» **Written exercise**
Search the data below for "text"; list each line that holds it.

» **Information provided**
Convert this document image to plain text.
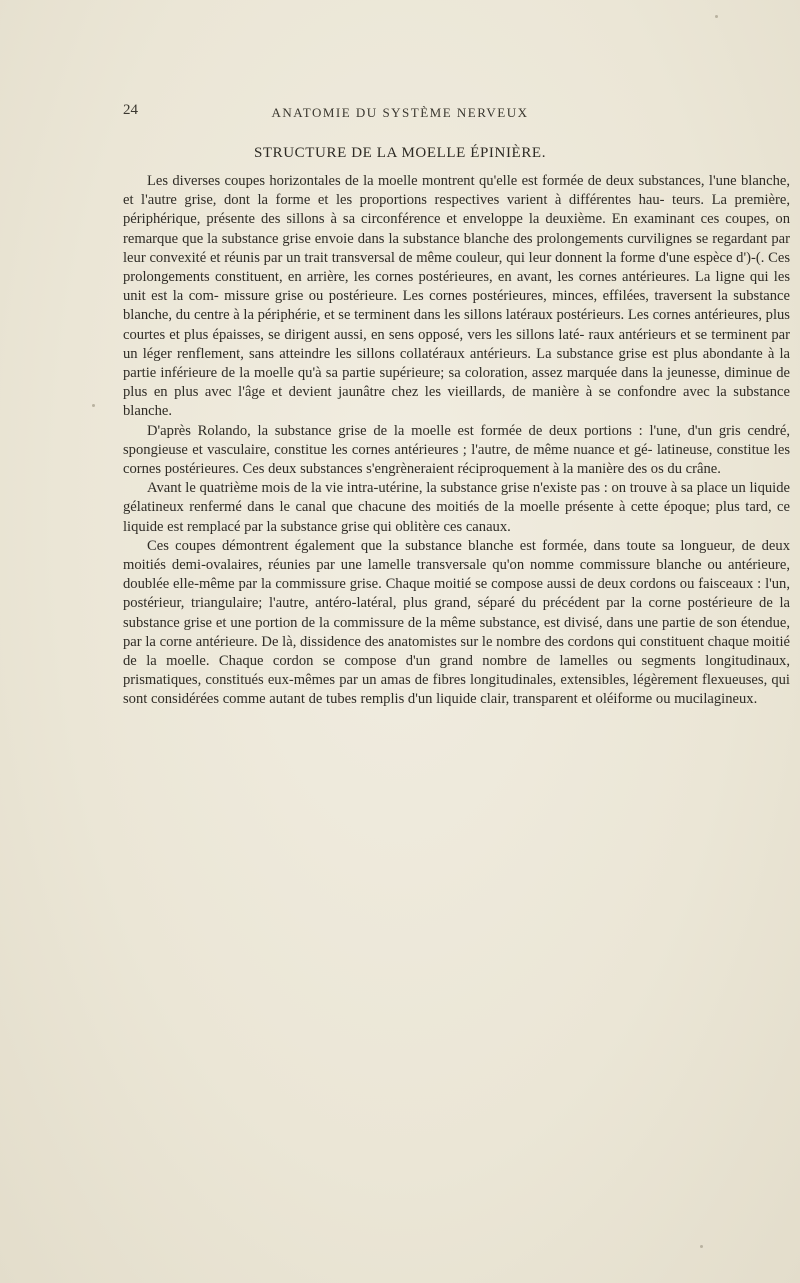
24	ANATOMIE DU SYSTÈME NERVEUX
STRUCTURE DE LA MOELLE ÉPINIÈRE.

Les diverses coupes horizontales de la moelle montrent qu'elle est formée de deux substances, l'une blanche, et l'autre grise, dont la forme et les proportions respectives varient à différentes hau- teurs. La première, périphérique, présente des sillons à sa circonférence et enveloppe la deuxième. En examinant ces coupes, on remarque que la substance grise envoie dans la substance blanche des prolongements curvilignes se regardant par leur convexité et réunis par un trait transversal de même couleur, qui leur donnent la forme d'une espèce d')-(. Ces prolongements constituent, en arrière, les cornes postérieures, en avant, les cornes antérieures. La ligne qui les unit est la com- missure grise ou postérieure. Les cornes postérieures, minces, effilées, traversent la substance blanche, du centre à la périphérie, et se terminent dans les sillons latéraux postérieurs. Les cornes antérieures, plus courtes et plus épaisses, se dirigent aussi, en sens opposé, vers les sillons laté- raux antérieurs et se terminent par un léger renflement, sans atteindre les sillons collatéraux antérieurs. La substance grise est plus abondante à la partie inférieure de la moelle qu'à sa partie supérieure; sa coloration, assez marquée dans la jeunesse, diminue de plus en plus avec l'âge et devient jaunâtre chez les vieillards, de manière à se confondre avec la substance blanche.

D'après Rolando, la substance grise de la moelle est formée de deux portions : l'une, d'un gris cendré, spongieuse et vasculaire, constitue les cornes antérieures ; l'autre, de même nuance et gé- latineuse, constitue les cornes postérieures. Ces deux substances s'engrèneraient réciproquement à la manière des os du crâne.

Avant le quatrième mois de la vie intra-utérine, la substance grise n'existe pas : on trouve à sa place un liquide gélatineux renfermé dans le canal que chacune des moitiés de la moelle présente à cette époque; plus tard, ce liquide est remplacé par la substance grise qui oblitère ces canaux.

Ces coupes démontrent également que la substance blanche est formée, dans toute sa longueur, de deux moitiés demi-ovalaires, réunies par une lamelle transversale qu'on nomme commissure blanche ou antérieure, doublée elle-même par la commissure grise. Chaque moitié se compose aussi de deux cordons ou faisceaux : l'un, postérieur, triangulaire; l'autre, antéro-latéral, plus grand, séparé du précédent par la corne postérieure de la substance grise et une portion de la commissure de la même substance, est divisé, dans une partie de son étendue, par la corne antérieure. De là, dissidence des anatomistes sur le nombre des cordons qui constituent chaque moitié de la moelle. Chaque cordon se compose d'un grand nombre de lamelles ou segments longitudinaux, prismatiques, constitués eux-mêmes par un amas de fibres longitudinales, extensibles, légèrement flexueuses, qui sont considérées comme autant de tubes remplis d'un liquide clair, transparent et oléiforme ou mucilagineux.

--

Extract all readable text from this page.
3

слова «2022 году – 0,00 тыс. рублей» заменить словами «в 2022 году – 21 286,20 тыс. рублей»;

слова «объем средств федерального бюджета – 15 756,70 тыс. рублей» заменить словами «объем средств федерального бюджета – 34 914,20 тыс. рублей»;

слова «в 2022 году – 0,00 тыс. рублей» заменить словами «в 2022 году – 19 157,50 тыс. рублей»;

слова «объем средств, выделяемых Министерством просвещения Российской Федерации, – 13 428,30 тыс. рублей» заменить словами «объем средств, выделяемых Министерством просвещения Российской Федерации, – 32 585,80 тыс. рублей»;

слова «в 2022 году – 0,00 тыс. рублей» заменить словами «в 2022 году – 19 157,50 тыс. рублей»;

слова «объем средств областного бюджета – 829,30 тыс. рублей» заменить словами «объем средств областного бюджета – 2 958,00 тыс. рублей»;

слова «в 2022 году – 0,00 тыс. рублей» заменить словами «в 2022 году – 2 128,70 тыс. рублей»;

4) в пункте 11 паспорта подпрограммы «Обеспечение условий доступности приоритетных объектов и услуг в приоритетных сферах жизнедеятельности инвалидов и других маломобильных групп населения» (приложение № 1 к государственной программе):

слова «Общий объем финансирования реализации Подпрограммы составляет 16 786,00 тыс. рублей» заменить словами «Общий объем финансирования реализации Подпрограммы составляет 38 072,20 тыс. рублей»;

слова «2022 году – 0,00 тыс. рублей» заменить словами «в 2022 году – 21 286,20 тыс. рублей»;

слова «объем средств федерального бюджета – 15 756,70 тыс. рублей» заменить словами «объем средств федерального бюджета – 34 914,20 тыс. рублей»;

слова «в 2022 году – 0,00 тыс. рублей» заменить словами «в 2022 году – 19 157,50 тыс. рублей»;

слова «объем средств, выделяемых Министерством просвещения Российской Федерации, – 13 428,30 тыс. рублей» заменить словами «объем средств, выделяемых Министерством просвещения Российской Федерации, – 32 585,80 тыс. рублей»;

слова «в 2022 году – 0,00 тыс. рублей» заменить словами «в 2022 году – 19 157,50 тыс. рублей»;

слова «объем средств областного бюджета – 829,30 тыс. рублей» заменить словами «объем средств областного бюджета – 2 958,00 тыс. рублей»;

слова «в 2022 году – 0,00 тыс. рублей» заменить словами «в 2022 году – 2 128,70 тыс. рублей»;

» **Complete answer**
Convert this document image to plain text.
Extract all readable text from this page.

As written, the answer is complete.